--- begin ---
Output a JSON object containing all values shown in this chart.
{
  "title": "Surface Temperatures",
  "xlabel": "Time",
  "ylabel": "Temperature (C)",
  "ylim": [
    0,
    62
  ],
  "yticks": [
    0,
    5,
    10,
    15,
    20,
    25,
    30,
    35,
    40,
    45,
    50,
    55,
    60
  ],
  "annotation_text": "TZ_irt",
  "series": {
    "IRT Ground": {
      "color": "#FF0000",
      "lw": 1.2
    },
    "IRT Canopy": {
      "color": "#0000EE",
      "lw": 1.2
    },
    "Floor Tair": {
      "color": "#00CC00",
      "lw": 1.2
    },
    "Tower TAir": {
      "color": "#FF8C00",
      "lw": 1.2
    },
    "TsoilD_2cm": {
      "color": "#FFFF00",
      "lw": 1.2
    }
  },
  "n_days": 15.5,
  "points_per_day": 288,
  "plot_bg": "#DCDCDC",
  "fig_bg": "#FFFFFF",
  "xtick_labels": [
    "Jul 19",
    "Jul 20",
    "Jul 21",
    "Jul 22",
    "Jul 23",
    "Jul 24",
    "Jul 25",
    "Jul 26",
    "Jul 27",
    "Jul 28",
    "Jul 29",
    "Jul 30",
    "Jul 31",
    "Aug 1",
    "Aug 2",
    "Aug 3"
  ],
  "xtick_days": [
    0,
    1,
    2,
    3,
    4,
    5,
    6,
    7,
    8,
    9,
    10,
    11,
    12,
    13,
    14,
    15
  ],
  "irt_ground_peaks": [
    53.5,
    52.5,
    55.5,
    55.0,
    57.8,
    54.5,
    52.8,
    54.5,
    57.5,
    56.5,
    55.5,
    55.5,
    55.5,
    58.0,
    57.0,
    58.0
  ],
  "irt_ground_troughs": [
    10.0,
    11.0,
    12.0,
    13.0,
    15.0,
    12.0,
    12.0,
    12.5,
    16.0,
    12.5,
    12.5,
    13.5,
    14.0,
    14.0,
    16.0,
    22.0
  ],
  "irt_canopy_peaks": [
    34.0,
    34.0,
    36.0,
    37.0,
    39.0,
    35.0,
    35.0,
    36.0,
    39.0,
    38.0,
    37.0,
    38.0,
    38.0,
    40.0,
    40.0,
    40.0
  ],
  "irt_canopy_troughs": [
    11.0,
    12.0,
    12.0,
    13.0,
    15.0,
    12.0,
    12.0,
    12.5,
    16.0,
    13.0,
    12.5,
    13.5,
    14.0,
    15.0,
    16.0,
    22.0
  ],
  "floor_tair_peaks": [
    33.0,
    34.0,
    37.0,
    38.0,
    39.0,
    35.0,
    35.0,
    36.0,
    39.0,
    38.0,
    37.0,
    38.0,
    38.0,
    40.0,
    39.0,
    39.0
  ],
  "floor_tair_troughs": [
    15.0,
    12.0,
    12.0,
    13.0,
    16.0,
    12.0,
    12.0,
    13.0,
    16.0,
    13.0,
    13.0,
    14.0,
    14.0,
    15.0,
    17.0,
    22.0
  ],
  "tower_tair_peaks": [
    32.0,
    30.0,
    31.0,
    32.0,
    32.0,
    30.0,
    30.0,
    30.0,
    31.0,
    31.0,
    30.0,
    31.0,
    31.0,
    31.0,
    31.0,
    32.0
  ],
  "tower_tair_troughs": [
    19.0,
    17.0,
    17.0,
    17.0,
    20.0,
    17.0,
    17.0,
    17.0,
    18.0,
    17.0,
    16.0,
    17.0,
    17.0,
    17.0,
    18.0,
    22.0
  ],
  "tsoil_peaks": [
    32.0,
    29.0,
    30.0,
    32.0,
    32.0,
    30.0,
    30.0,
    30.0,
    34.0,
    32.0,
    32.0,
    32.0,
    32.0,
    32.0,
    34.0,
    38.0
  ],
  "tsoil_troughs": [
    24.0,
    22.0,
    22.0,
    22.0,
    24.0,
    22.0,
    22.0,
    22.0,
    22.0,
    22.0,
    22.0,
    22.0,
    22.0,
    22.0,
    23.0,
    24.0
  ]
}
--- end ---
▶ **Stated goal**: All of the entries should be written out again exactly.

▶ **Completed task**:
Output a JSON object containing all values shown in this chart.
{
  "title": "Surface Temperatures",
  "xlabel": "Time",
  "ylabel": "Temperature (C)",
  "ylim": [
    0,
    62
  ],
  "yticks": [
    0,
    5,
    10,
    15,
    20,
    25,
    30,
    35,
    40,
    45,
    50,
    55,
    60
  ],
  "annotation_text": "TZ_irt",
  "series": {
    "IRT Ground": {
      "color": "#FF0000",
      "lw": 1.2
    },
    "IRT Canopy": {
      "color": "#0000EE",
      "lw": 1.2
    },
    "Floor Tair": {
      "color": "#00CC00",
      "lw": 1.2
    },
    "Tower TAir": {
      "color": "#FF8C00",
      "lw": 1.2
    },
    "TsoilD_2cm": {
      "color": "#FFFF00",
      "lw": 1.2
    }
  },
  "n_days": 15.5,
  "points_per_day": 288,
  "plot_bg": "#DCDCDC",
  "fig_bg": "#FFFFFF",
  "xtick_labels": [
    "Jul 19",
    "Jul 20",
    "Jul 21",
    "Jul 22",
    "Jul 23",
    "Jul 24",
    "Jul 25",
    "Jul 26",
    "Jul 27",
    "Jul 28",
    "Jul 29",
    "Jul 30",
    "Jul 31",
    "Aug 1",
    "Aug 2",
    "Aug 3"
  ],
  "xtick_days": [
    0,
    1,
    2,
    3,
    4,
    5,
    6,
    7,
    8,
    9,
    10,
    11,
    12,
    13,
    14,
    15
  ],
  "irt_ground_peaks": [
    53.5,
    52.5,
    55.5,
    55.0,
    57.8,
    54.5,
    52.8,
    54.5,
    57.5,
    56.5,
    55.5,
    55.5,
    55.5,
    58.0,
    57.0,
    58.0
  ],
  "irt_ground_troughs": [
    10.0,
    11.0,
    12.0,
    13.0,
    15.0,
    12.0,
    12.0,
    12.5,
    16.0,
    12.5,
    12.5,
    13.5,
    14.0,
    14.0,
    16.0,
    22.0
  ],
  "irt_canopy_peaks": [
    34.0,
    34.0,
    36.0,
    37.0,
    39.0,
    35.0,
    35.0,
    36.0,
    39.0,
    38.0,
    37.0,
    38.0,
    38.0,
    40.0,
    40.0,
    40.0
  ],
  "irt_canopy_troughs": [
    11.0,
    12.0,
    12.0,
    13.0,
    15.0,
    12.0,
    12.0,
    12.5,
    16.0,
    13.0,
    12.5,
    13.5,
    14.0,
    15.0,
    16.0,
    22.0
  ],
  "floor_tair_peaks": [
    33.0,
    34.0,
    37.0,
    38.0,
    39.0,
    35.0,
    35.0,
    36.0,
    39.0,
    38.0,
    37.0,
    38.0,
    38.0,
    40.0,
    39.0,
    39.0
  ],
  "floor_tair_troughs": [
    15.0,
    12.0,
    12.0,
    13.0,
    16.0,
    12.0,
    12.0,
    13.0,
    16.0,
    13.0,
    13.0,
    14.0,
    14.0,
    15.0,
    17.0,
    22.0
  ],
  "tower_tair_peaks": [
    32.0,
    30.0,
    31.0,
    32.0,
    32.0,
    30.0,
    30.0,
    30.0,
    31.0,
    31.0,
    30.0,
    31.0,
    31.0,
    31.0,
    31.0,
    32.0
  ],
  "tower_tair_troughs": [
    19.0,
    17.0,
    17.0,
    17.0,
    20.0,
    17.0,
    17.0,
    17.0,
    18.0,
    17.0,
    16.0,
    17.0,
    17.0,
    17.0,
    18.0,
    22.0
  ],
  "tsoil_peaks": [
    32.0,
    29.0,
    30.0,
    32.0,
    32.0,
    30.0,
    30.0,
    30.0,
    34.0,
    32.0,
    32.0,
    32.0,
    32.0,
    32.0,
    34.0,
    38.0
  ],
  "tsoil_troughs": [
    24.0,
    22.0,
    22.0,
    22.0,
    24.0,
    22.0,
    22.0,
    22.0,
    22.0,
    22.0,
    22.0,
    22.0,
    22.0,
    22.0,
    23.0,
    24.0
  ]
}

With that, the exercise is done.